=== Given exercise ===
Please copy the data below verbatim, starting at the line that contains "- output-line: System.ArgumentOutOfRangeException: Значение" and continuing through the end of the data, without the pictures.
** start of Available records **
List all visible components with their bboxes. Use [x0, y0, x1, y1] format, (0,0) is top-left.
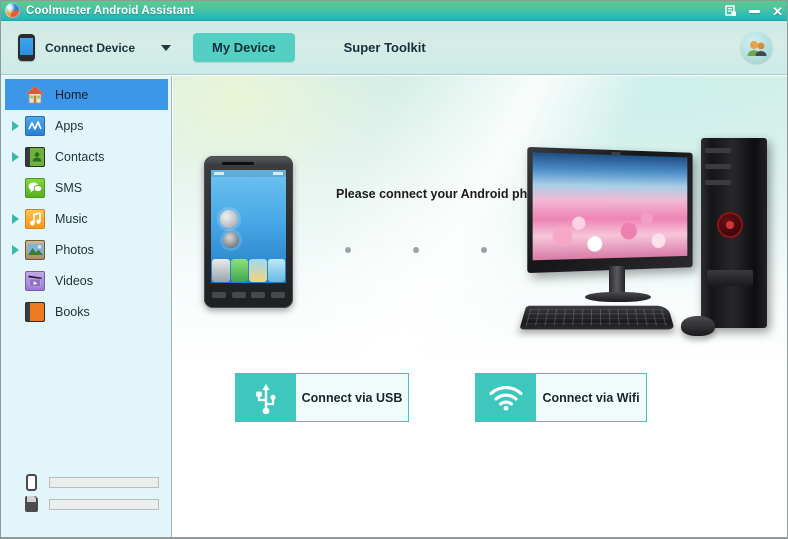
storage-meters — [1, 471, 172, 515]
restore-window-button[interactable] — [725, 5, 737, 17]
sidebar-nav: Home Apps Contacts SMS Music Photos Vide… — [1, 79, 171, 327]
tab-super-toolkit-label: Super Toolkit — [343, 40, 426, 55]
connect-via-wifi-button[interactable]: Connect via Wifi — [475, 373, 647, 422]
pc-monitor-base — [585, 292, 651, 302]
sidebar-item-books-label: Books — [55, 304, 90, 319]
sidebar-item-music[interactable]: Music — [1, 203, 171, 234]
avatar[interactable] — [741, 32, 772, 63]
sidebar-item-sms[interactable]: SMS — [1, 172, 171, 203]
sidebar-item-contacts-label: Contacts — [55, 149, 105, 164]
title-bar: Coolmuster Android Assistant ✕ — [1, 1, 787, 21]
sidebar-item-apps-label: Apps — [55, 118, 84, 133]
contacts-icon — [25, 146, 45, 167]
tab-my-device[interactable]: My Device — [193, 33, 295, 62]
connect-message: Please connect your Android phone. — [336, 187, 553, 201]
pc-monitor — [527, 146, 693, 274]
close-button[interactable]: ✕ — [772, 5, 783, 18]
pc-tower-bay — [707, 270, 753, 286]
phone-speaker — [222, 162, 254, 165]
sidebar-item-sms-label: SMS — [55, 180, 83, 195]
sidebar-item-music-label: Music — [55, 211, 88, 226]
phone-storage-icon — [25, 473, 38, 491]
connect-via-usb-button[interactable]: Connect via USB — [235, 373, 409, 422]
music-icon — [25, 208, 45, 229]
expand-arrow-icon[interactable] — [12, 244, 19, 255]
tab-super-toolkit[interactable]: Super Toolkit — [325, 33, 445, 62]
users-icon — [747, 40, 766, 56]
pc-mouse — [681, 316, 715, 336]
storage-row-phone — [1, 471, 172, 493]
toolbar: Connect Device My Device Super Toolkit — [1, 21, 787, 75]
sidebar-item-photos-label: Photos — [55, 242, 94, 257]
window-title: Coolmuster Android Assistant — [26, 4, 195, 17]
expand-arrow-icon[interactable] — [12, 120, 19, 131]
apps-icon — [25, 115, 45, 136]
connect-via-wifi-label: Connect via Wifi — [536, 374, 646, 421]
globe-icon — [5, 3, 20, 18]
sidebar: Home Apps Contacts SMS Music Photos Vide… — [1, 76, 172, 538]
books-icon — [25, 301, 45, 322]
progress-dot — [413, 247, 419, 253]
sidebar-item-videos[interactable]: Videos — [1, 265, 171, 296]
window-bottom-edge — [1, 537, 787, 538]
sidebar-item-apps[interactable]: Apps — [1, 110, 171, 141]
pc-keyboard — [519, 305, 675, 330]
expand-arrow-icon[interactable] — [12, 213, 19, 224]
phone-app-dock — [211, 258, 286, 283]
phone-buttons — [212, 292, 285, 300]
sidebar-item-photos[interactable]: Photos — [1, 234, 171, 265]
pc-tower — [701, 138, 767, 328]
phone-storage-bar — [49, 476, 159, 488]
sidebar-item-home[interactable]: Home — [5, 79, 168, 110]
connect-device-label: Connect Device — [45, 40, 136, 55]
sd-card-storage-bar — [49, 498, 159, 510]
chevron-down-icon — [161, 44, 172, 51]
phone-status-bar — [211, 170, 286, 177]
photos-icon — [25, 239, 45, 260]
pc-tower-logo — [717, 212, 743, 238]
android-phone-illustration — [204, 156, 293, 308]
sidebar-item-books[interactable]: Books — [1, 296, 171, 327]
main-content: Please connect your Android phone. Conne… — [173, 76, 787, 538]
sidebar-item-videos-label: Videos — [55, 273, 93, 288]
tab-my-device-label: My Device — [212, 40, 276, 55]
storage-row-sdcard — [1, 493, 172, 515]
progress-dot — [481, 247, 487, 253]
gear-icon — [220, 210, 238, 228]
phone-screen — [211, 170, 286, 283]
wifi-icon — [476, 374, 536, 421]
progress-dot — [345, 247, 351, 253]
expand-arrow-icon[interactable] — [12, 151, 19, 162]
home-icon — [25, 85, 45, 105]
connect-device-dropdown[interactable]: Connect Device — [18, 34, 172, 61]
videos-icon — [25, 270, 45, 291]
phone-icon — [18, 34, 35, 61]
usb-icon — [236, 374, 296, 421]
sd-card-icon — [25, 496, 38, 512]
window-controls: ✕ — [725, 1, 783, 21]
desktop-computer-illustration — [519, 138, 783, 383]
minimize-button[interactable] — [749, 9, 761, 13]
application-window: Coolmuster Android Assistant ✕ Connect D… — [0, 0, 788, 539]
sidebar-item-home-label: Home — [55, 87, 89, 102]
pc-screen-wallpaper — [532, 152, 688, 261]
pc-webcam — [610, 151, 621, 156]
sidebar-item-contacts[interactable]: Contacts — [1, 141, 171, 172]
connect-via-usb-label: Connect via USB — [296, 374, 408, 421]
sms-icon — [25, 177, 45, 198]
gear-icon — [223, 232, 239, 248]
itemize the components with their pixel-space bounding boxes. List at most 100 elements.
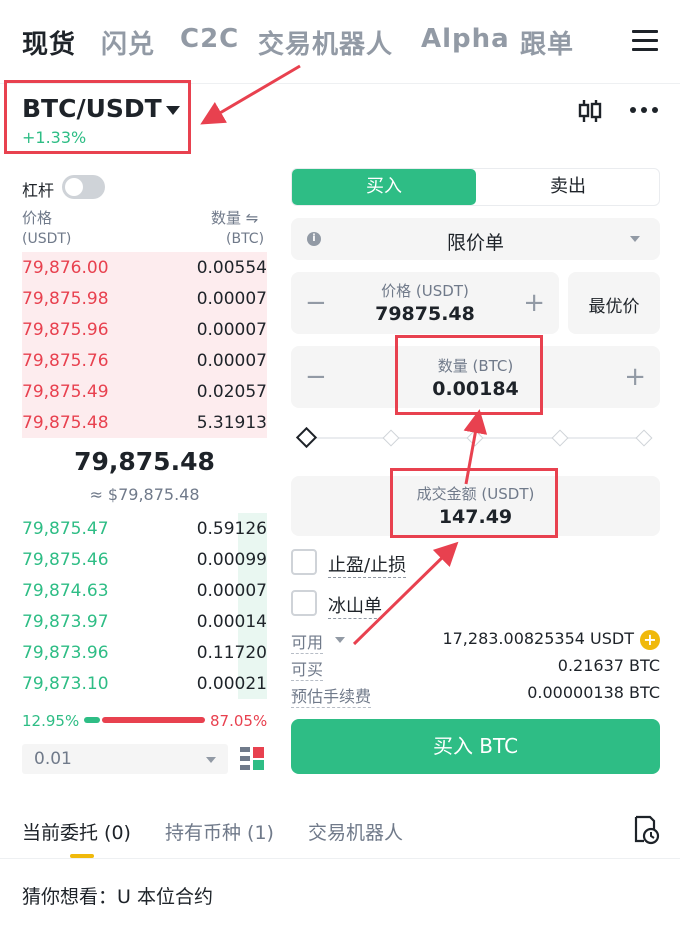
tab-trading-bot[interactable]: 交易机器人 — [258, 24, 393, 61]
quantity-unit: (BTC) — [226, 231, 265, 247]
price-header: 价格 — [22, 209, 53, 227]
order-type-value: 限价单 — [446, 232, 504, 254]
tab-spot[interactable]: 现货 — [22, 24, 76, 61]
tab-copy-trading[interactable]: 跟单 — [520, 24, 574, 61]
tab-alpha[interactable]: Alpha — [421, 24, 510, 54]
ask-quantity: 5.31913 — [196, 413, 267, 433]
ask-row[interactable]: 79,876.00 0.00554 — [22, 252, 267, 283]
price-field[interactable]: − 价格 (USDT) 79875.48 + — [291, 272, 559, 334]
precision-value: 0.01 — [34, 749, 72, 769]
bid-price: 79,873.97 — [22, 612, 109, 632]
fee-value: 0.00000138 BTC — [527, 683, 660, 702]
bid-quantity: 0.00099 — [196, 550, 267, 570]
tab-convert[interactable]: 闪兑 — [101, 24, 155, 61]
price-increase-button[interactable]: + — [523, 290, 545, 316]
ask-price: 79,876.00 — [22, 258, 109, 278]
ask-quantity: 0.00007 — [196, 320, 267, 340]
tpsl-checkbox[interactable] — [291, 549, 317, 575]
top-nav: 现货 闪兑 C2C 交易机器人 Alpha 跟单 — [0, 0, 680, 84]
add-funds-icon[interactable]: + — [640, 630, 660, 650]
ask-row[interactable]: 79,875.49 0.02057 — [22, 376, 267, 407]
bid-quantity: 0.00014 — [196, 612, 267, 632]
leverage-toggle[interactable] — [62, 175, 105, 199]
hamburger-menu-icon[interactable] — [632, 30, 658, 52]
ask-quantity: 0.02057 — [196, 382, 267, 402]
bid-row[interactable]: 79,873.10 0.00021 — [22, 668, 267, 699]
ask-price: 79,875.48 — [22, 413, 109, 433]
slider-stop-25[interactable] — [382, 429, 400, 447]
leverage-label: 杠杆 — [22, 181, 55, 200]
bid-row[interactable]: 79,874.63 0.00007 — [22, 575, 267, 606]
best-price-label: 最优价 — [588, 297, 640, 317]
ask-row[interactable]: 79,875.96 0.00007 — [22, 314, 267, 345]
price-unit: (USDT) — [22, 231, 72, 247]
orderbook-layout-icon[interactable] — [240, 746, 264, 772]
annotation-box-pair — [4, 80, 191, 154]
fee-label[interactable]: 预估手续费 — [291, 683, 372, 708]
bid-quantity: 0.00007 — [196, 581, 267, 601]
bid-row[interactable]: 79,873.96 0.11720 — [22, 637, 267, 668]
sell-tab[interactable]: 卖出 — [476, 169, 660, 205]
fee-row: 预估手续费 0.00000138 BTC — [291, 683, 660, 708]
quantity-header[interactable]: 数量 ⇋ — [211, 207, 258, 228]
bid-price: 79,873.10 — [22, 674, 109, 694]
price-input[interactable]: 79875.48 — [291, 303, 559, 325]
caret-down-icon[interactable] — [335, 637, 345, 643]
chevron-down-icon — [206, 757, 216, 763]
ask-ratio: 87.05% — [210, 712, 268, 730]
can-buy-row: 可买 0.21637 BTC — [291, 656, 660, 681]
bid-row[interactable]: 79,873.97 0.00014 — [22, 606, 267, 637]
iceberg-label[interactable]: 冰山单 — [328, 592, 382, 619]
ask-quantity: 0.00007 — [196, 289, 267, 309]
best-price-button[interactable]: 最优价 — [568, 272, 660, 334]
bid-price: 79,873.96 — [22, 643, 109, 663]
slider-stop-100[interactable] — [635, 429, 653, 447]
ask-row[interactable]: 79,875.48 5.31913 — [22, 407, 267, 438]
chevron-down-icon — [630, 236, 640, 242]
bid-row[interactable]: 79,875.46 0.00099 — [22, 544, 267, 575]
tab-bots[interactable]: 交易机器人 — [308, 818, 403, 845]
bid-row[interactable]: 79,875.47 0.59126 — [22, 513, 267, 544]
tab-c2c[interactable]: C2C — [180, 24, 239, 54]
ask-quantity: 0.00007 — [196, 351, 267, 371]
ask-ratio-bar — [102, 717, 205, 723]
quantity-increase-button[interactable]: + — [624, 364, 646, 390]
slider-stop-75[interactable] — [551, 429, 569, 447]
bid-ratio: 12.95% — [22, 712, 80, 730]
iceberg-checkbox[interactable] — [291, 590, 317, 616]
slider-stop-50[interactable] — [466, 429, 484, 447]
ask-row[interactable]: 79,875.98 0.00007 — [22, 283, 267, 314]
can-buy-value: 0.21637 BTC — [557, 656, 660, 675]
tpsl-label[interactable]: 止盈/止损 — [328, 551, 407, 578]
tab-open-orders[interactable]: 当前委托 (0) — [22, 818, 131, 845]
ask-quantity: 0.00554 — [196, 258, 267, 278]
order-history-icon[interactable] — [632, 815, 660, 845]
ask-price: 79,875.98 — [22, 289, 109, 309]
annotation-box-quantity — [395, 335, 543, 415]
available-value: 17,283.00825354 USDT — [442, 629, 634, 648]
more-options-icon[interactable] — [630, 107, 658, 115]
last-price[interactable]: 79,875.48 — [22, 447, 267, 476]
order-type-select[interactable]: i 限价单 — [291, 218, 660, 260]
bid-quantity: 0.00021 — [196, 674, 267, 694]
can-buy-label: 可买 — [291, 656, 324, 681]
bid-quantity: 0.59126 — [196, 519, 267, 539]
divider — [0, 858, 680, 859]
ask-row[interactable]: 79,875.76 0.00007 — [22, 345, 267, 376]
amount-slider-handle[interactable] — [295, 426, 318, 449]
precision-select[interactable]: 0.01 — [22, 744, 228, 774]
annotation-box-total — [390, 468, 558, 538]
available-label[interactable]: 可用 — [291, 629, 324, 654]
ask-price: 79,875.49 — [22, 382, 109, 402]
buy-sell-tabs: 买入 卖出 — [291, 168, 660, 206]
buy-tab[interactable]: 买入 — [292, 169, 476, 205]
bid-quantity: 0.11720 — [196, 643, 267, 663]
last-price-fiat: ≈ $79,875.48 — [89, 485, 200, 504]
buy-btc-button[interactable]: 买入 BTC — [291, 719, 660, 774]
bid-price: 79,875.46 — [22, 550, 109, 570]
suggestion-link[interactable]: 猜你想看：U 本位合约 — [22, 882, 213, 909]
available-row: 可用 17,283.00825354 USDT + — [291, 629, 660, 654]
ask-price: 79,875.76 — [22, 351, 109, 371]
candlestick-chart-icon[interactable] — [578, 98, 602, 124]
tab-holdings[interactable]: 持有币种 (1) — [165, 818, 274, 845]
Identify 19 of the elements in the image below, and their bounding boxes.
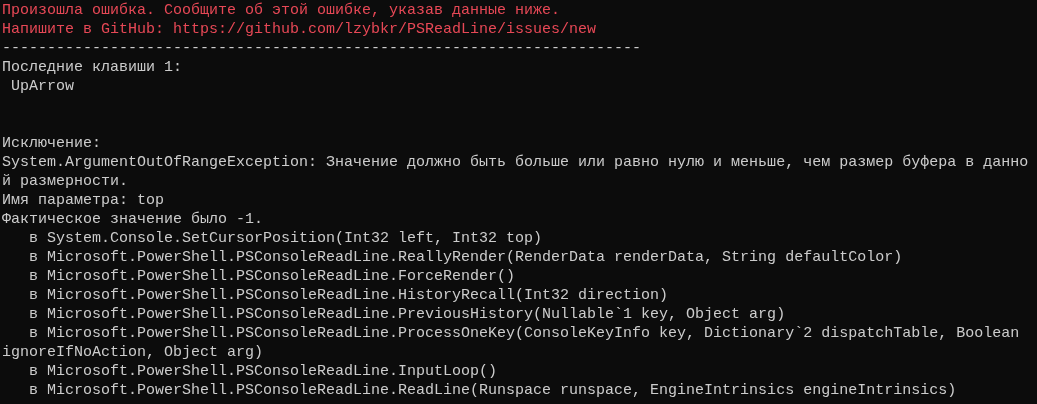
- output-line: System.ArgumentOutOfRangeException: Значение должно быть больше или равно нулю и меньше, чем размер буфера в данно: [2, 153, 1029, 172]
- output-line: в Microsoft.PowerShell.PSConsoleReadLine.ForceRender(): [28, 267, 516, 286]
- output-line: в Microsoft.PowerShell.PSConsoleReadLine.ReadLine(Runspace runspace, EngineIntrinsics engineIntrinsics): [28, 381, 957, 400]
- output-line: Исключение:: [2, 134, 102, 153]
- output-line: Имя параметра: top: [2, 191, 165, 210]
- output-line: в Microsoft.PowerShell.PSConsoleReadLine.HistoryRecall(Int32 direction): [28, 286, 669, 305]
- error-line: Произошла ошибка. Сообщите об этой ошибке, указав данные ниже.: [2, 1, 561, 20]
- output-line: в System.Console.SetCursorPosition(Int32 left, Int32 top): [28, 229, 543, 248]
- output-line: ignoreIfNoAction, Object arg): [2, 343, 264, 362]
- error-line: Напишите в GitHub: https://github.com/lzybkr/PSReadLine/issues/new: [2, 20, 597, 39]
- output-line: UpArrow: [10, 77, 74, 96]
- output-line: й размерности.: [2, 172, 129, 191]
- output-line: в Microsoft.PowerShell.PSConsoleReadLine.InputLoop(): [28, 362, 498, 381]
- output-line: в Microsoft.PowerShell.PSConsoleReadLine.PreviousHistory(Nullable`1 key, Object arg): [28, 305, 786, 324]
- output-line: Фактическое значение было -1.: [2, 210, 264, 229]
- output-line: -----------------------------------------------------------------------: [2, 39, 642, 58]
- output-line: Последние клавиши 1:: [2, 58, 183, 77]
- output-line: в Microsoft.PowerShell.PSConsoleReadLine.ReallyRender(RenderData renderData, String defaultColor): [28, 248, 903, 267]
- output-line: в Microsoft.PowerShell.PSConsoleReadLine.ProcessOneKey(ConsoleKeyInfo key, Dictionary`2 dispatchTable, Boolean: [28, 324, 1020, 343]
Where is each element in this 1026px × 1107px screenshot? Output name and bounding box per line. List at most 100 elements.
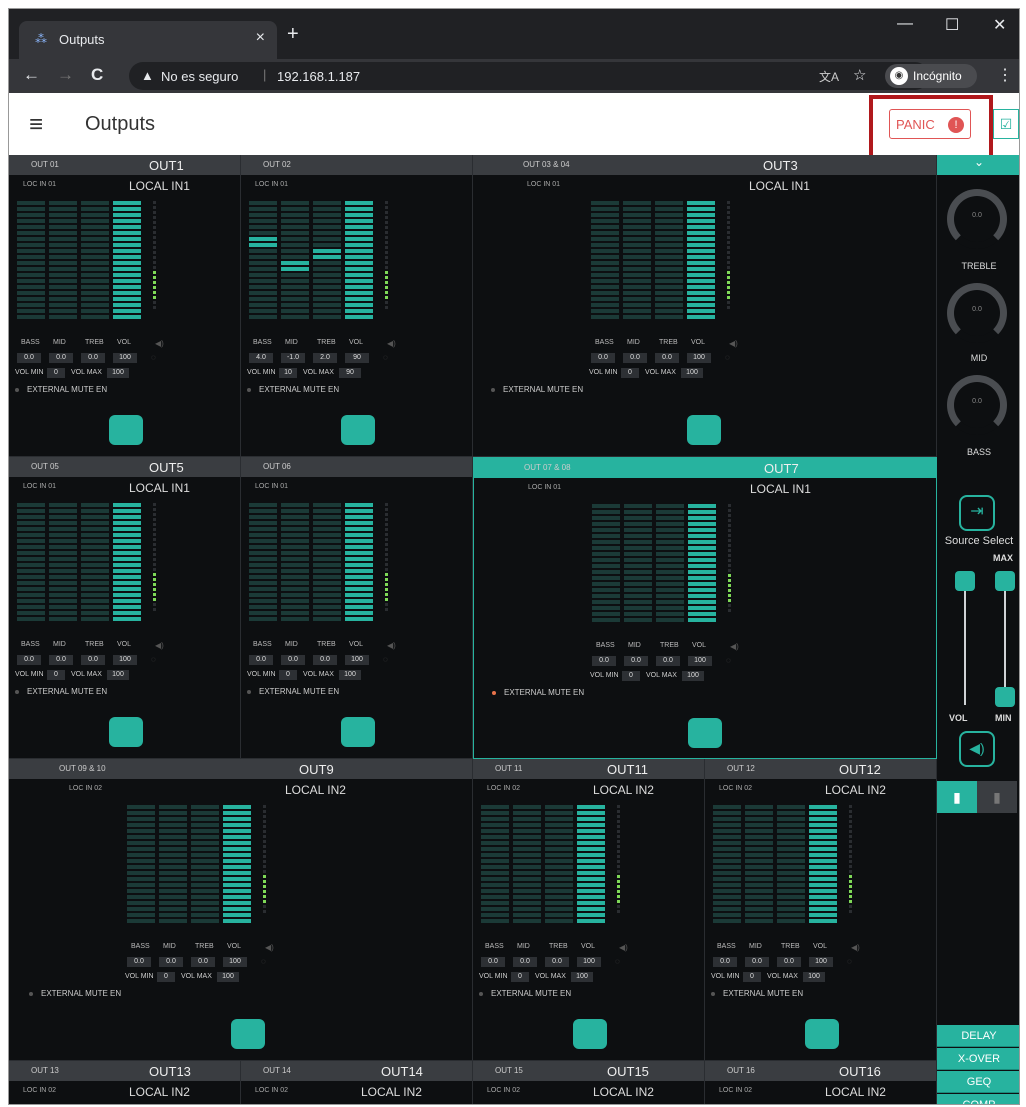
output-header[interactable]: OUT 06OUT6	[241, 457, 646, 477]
** end of Available records **
=== The completed task ===
- output-line: System.ArgumentOutOfRangeException: Значение должно быть больше или равно нулю и меньше, чем размер буфера в данно: [2, 153, 1029, 172]
- output-line: в Microsoft.PowerShell.PSConsoleReadLine.ForceRender(): [28, 267, 516, 286]
- output-line: в Microsoft.PowerShell.PSConsoleReadLine.ReadLine(Runspace runspace, EngineIntrinsics engineIntrinsics): [28, 381, 957, 400]
- output-line: Исключение:: [2, 134, 102, 153]
- output-line: Имя параметра: top: [2, 191, 165, 210]
- output-line: в Microsoft.PowerShell.PSConsoleReadLine.HistoryRecall(Int32 direction): [28, 286, 669, 305]
- error-line: Произошла ошибка. Сообщите об этой ошибке, указав данные ниже.: [2, 1, 561, 20]
- output-line: в System.Console.SetCursorPosition(Int32 left, Int32 top): [28, 229, 543, 248]
- output-line: ignoreIfNoAction, Object arg): [2, 343, 264, 362]
- error-line: Напишите в GitHub: https://github.com/lzybkr/PSReadLine/issues/new: [2, 20, 597, 39]
- output-line: UpArrow: [10, 77, 74, 96]
- output-line: й размерности.: [2, 172, 129, 191]
- output-line: в Microsoft.PowerShell.PSConsoleReadLine.InputLoop(): [28, 362, 498, 381]
- output-line: в Microsoft.PowerShell.PSConsoleReadLine.PreviousHistory(Nullable`1 key, Object arg): [28, 305, 786, 324]
- output-line: Фактическое значение было -1.: [2, 210, 264, 229]
- output-line: -----------------------------------------------------------------------: [2, 39, 642, 58]
- output-line: Последние клавиши 1:: [2, 58, 183, 77]
- output-line: в Microsoft.PowerShell.PSConsoleReadLine.ReallyRender(RenderData renderData, String defaultColor): [28, 248, 903, 267]
- output-line: в Microsoft.PowerShell.PSConsoleReadLine.ProcessOneKey(ConsoleKeyInfo key, Dictionary`2 dispatchTable, Boolean: [28, 324, 1020, 343]
Where is each element in this 1026px × 1107px screenshot? Output name and bounding box per line. List at most 100 elements.
output-header[interactable]: OUT 06OUT6	[241, 457, 646, 477]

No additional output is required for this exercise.